___ Extracted information ___

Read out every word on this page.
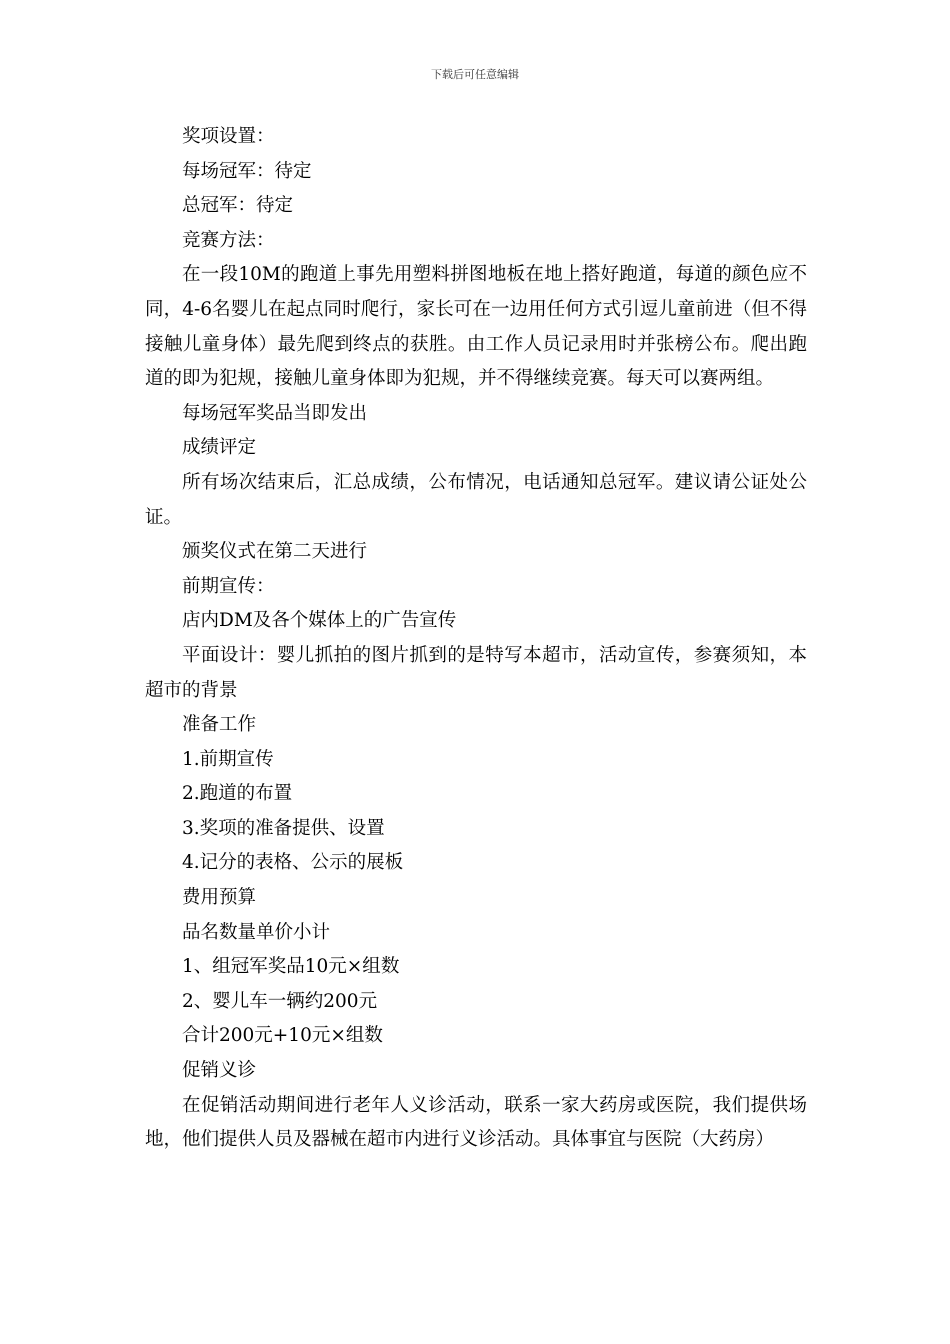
下载后可任意编辑

奖项设置：

每场冠军：待定

总冠军：待定

竞赛方法：

在一段10M的跑道上事先用塑料拼图地板在地上搭好跑道，每道的颜色应不同，4-6名婴儿在起点同时爬行，家长可在一边用任何方式引逗儿童前进（但不得接触儿童身体）最先爬到终点的获胜。由工作人员记录用时并张榜公布。爬出跑道的即为犯规，接触儿童身体即为犯规，并不得继续竞赛。每天可以赛两组。

每场冠军奖品当即发出

成绩评定

所有场次结束后，汇总成绩，公布情况，电话通知总冠军。建议请公证处公证。

颁奖仪式在第二天进行

前期宣传：

店内DM及各个媒体上的广告宣传

平面设计：婴儿抓拍的图片抓到的是特写本超市，活动宣传，参赛须知，本超市的背景

准备工作

1.前期宣传

2.跑道的布置

3.奖项的准备提供、设置

4.记分的表格、公示的展板

费用预算

品名数量单价小计

1、组冠军奖品10元×组数

2、婴儿车一辆约200元

合计200元+10元×组数

促销义诊

在促销活动期间进行老年人义诊活动，联系一家大药房或医院，我们提供场地，他们提供人员及器械在超市内进行义诊活动。具体事宜与医院（大药房）
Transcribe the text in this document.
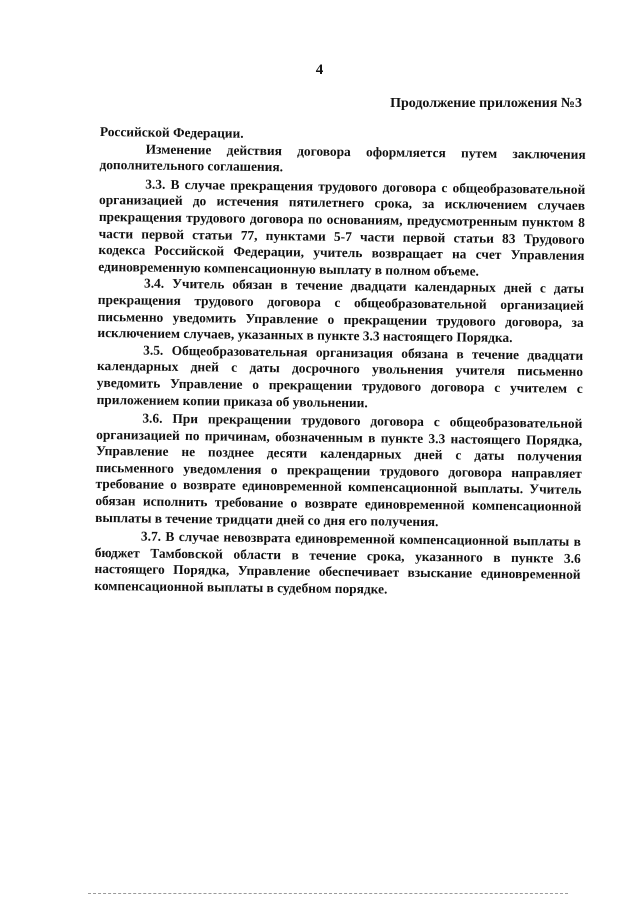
4
Продолжение приложения №3

Российской Федерации.

Изменение действия договора оформляется путем заключения дополнительного соглашения.

3.3. В случае прекращения трудового договора с общеобразовательной организацией до истечения пятилетнего срока, за исключением случаев прекращения трудового договора по основаниям, предусмотренным пунктом 8 части первой статьи 77, пунктами 5-7 части первой статьи 83 Трудового кодекса Российской Федерации, учитель возвращает на счет Управления единовременную компенсационную выплату в полном объеме.

3.4. Учитель обязан в течение двадцати календарных дней с даты прекращения трудового договора с общеобразовательной организацией письменно уведомить Управление о прекращении трудового договора, за исключением случаев, указанных в пункте 3.3 настоящего Порядка.

3.5. Общеобразовательная организация обязана в течение двадцати календарных дней с даты досрочного увольнения учителя письменно уведомить Управление о прекращении трудового договора с учителем с приложением копии приказа об увольнении.

3.6. При прекращении трудового договора с общеобразовательной организацией по причинам, обозначенным в пункте 3.3 настоящего Порядка, Управление не позднее десяти календарных дней с даты получения письменного уведомления о прекращении трудового договора направляет требование о возврате единовременной компенсационной выплаты. Учитель обязан исполнить требование о возврате единовременной компенсационной выплаты в течение тридцати дней со дня его получения.

3.7. В случае невозврата единовременной компенсационной выплаты в бюджет Тамбовской области в течение срока, указанного в пункте 3.6 настоящего Порядка, Управление обеспечивает взыскание единовременной компенсационной выплаты в судебном порядке.
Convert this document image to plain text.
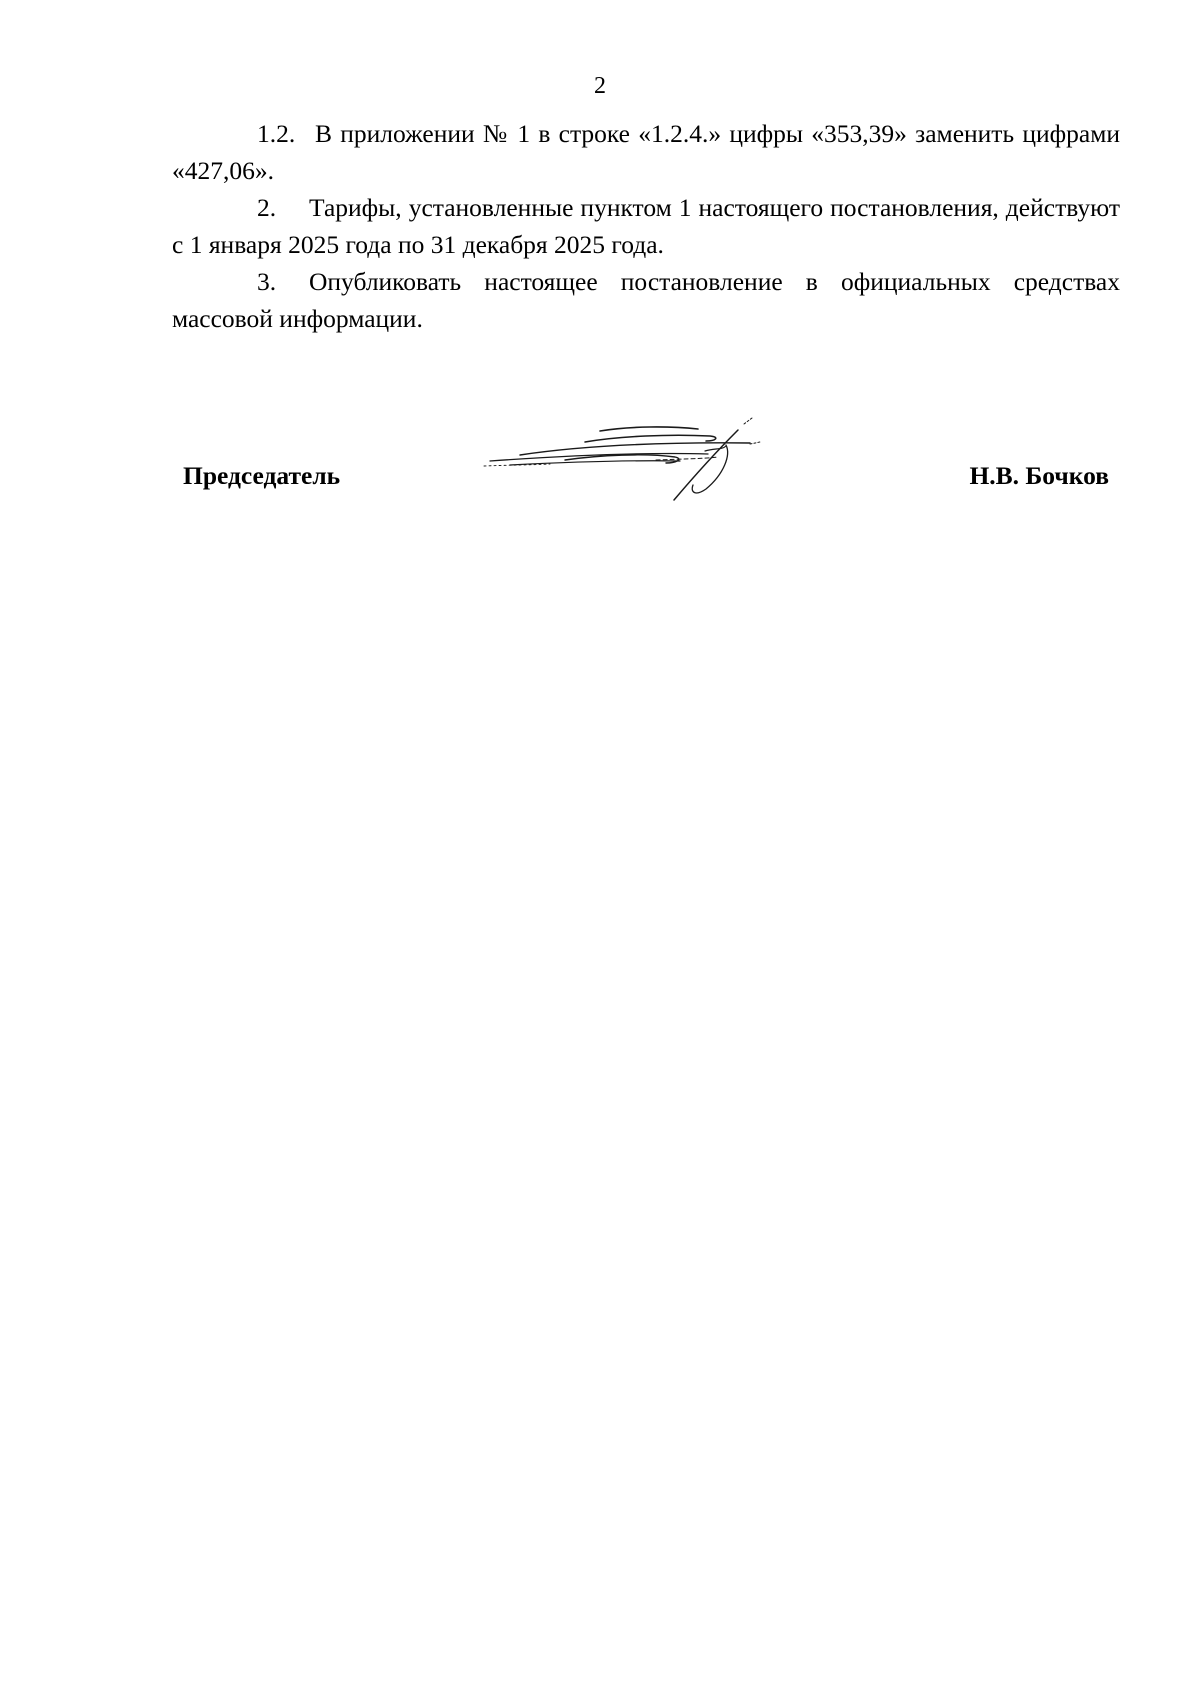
2

1.2. В приложении № 1 в строке «1.2.4.» цифры «353,39» заменить цифрами «427,06».

2. Тарифы, установленные пунктом 1 настоящего постановления, действуют с 1 января 2025 года по 31 декабря 2025 года.

3. Опубликовать настоящее постановление в официальных средствах массовой информации.

Председатель	Н.В. Бочков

___

> **Problem to work on**: Reproduce the listing word for word and omit its pictures.

> **Result of this exercise**:
Read out every word on this page.
下载后可任意编辑

奖项设置：

每场冠军：待定

总冠军：待定

竞赛方法：

在一段10M的跑道上事先用塑料拼图地板在地上搭好跑道，每道的颜色应不同，4-6名婴儿在起点同时爬行，家长可在一边用任何方式引逗儿童前进（但不得接触儿童身体）最先爬到终点的获胜。由工作人员记录用时并张榜公布。爬出跑道的即为犯规，接触儿童身体即为犯规，并不得继续竞赛。每天可以赛两组。

每场冠军奖品当即发出

成绩评定

所有场次结束后，汇总成绩，公布情况，电话通知总冠军。建议请公证处公证。

颁奖仪式在第二天进行

前期宣传：

店内DM及各个媒体上的广告宣传

平面设计：婴儿抓拍的图片抓到的是特写本超市，活动宣传，参赛须知，本超市的背景

准备工作

1.前期宣传

2.跑道的布置

3.奖项的准备提供、设置

4.记分的表格、公示的展板

费用预算

品名数量单价小计

1、组冠军奖品10元×组数

2、婴儿车一辆约200元

合计200元+10元×组数

促销义诊

在促销活动期间进行老年人义诊活动，联系一家大药房或医院，我们提供场地，他们提供人员及器械在超市内进行义诊活动。具体事宜与医院（大药房）
Transcribe the text in this document.
4
Продолжение приложения №3

Российской Федерации.

Изменение действия договора оформляется путем заключения дополнительного соглашения.

3.3. В случае прекращения трудового договора с общеобразовательной организацией до истечения пятилетнего срока, за исключением случаев прекращения трудового договора по основаниям, предусмотренным пунктом 8 части первой статьи 77, пунктами 5-7 части первой статьи 83 Трудового кодекса Российской Федерации, учитель возвращает на счет Управления единовременную компенсационную выплату в полном объеме.

3.4. Учитель обязан в течение двадцати календарных дней с даты прекращения трудового договора с общеобразовательной организацией письменно уведомить Управление о прекращении трудового договора, за исключением случаев, указанных в пункте 3.3 настоящего Порядка.

3.5. Общеобразовательная организация обязана в течение двадцати календарных дней с даты досрочного увольнения учителя письменно уведомить Управление о прекращении трудового договора с учителем с приложением копии приказа об увольнении.

3.6. При прекращении трудового договора с общеобразовательной организацией по причинам, обозначенным в пункте 3.3 настоящего Порядка, Управление не позднее десяти календарных дней с даты получения письменного уведомления о прекращении трудового договора направляет требование о возврате единовременной компенсационной выплаты. Учитель обязан исполнить требование о возврате единовременной компенсационной выплаты в течение тридцати дней со дня его получения.

3.7. В случае невозврата единовременной компенсационной выплаты в бюджет Тамбовской области в течение срока, указанного в пункте 3.6 настоящего Порядка, Управление обеспечивает взыскание единовременной компенсационной выплаты в судебном порядке.
Convert this document image to plain text.
2

1.2. В приложении № 1 в строке «1.2.4.» цифры «353,39» заменить цифрами «427,06».

2. Тарифы, установленные пунктом 1 настоящего постановления, действуют с 1 января 2025 года по 31 декабря 2025 года.

3. Опубликовать настоящее постановление в официальных средствах массовой информации.

Председатель	Н.В. Бочков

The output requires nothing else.